** Begin **
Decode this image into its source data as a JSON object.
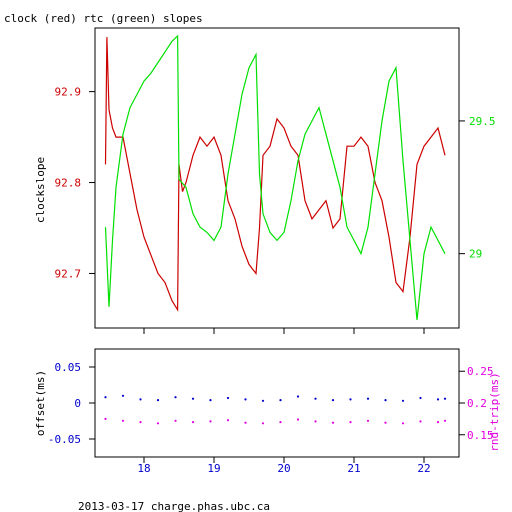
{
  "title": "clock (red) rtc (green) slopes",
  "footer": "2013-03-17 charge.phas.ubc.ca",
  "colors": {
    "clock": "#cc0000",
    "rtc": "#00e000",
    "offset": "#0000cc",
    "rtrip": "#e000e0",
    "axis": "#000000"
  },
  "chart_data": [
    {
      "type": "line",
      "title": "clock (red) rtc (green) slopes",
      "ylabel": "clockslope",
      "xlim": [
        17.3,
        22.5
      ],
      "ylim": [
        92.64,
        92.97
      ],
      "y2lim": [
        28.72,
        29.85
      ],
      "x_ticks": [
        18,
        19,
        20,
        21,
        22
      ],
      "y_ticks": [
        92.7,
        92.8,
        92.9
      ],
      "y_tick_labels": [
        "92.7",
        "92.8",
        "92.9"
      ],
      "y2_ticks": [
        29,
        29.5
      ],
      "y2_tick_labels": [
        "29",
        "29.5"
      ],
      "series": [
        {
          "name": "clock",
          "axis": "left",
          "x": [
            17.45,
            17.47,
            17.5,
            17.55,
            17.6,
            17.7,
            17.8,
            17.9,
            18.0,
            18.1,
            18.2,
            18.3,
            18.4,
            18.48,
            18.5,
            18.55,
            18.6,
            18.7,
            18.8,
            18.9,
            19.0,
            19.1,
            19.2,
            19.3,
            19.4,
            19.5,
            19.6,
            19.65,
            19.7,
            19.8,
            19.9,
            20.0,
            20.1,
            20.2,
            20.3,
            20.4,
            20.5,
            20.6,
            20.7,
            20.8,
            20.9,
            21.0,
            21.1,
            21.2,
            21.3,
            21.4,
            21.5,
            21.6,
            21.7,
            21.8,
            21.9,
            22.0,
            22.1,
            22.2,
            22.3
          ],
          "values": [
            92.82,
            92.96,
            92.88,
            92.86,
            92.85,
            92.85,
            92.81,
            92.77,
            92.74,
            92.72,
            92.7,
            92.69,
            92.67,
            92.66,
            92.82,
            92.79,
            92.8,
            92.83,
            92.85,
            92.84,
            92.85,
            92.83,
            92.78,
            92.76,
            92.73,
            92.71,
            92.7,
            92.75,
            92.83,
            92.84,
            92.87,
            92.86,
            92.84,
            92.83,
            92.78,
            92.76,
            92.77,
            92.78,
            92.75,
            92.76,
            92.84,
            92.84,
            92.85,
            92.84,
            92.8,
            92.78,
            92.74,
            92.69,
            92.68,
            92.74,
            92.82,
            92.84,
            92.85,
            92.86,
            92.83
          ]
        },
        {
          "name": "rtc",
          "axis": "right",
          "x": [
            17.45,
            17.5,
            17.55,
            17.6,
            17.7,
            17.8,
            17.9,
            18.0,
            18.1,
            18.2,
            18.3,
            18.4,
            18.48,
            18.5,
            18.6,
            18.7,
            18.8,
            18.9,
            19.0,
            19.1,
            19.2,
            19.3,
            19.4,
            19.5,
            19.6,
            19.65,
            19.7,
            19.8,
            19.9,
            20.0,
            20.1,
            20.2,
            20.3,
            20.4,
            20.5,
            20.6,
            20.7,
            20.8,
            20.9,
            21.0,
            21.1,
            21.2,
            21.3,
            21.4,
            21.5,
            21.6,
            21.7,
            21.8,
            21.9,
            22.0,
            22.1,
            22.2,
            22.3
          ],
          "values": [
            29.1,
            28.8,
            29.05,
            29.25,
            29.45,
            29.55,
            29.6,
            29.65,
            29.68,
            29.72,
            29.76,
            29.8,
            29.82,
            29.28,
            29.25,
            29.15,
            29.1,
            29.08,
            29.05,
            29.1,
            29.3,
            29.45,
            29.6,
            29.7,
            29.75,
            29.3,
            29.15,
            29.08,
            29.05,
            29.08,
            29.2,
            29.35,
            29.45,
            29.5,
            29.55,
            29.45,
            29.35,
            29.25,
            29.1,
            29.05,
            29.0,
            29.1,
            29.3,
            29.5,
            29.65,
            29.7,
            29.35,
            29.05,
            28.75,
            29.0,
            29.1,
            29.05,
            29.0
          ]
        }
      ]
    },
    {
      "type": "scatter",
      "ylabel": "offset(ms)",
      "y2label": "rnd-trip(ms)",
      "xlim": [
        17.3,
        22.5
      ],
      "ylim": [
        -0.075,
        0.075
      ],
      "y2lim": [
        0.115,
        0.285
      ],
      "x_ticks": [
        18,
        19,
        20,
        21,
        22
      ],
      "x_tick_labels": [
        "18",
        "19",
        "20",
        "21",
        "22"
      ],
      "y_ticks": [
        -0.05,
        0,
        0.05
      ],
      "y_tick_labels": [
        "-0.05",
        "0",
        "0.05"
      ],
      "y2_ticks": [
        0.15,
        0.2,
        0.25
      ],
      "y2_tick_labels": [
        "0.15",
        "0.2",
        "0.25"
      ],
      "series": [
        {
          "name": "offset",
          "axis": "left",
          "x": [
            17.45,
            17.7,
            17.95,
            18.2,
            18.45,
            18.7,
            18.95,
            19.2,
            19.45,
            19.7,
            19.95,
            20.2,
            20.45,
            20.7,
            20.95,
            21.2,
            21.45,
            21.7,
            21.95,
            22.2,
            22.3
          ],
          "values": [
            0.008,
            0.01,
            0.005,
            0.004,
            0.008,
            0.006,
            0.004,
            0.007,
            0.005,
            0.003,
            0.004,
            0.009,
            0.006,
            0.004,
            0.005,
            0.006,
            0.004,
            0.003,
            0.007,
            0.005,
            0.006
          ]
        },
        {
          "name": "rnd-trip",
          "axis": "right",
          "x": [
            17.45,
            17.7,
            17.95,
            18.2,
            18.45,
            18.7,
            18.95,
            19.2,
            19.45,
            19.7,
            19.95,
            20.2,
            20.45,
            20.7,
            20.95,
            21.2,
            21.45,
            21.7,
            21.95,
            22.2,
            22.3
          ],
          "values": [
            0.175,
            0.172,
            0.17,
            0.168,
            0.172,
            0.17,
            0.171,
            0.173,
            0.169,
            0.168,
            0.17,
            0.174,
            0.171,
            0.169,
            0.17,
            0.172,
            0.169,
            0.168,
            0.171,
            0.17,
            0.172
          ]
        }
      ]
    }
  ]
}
** End **
** Begin **
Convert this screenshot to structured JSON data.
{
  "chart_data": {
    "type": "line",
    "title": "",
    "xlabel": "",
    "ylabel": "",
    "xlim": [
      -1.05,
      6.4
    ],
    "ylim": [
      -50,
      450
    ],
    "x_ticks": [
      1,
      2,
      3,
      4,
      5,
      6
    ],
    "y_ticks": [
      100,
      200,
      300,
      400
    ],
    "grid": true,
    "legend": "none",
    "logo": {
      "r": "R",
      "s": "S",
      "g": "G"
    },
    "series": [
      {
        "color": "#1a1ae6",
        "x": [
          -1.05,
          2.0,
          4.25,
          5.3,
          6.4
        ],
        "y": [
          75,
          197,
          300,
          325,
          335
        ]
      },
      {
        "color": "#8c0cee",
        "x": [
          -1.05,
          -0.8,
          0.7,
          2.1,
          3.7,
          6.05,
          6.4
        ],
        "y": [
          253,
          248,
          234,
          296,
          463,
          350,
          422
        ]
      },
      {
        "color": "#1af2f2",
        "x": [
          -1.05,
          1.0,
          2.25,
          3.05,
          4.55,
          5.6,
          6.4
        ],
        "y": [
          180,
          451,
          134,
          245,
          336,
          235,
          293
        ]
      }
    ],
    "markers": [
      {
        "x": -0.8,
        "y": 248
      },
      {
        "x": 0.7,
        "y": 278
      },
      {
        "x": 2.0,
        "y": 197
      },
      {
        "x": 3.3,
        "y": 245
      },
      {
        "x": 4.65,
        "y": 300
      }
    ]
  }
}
** End **
** Begin **
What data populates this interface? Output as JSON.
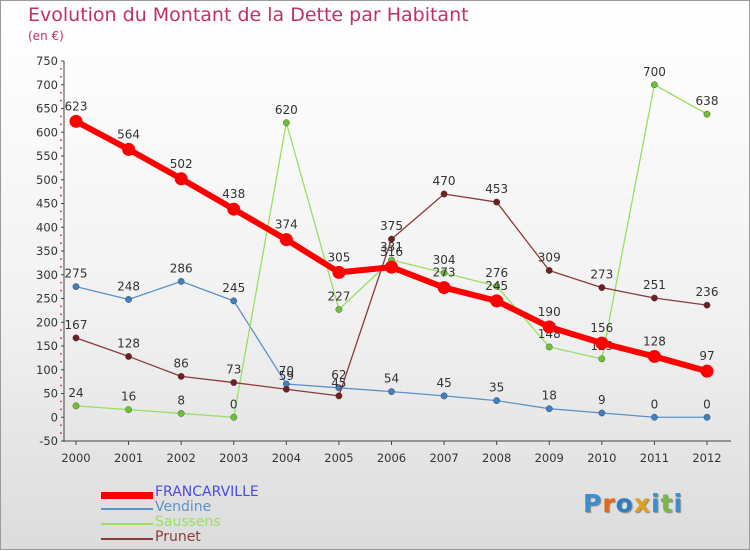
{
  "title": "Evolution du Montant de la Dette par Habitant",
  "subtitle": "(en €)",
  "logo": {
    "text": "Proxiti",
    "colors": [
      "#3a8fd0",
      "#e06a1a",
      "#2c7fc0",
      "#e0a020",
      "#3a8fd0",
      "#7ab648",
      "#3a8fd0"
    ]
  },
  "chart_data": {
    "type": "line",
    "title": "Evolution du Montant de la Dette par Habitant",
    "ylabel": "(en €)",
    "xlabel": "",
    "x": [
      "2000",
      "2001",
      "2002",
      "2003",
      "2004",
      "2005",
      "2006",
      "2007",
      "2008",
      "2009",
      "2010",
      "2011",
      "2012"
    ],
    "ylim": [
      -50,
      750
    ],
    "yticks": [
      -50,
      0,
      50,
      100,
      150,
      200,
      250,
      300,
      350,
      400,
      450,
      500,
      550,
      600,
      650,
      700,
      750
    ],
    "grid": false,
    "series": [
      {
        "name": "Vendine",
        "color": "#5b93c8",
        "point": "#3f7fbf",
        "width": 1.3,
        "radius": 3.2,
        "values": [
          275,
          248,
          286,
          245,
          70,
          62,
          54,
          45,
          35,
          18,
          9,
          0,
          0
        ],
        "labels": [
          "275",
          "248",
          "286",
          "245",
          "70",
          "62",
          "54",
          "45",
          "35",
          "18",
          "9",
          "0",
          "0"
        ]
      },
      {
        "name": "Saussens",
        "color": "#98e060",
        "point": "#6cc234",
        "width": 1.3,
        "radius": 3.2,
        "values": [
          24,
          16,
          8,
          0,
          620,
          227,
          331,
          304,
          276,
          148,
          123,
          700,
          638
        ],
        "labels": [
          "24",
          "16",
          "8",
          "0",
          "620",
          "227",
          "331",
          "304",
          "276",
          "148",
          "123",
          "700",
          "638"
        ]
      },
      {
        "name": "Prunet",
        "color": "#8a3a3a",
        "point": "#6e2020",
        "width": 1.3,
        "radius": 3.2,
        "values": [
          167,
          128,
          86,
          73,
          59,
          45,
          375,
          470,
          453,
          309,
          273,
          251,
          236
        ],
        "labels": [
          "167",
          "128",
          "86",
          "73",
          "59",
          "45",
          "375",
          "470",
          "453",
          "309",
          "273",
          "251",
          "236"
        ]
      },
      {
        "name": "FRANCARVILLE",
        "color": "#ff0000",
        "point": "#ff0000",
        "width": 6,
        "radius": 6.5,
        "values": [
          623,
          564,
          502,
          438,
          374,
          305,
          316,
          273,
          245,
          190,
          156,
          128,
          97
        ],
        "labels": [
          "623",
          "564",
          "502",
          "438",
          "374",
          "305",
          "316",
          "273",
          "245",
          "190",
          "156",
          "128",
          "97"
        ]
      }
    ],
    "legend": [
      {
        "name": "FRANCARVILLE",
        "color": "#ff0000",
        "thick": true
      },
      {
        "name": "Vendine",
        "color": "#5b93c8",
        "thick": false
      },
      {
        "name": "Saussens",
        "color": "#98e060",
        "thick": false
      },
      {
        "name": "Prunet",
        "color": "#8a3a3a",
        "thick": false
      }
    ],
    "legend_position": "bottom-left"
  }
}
** End **
Collect every line with the string "green" from the records, and copy each.

  "title": "clock (red) rtc (green) slopes",
      "title": "clock (red) rtc (green) slopes",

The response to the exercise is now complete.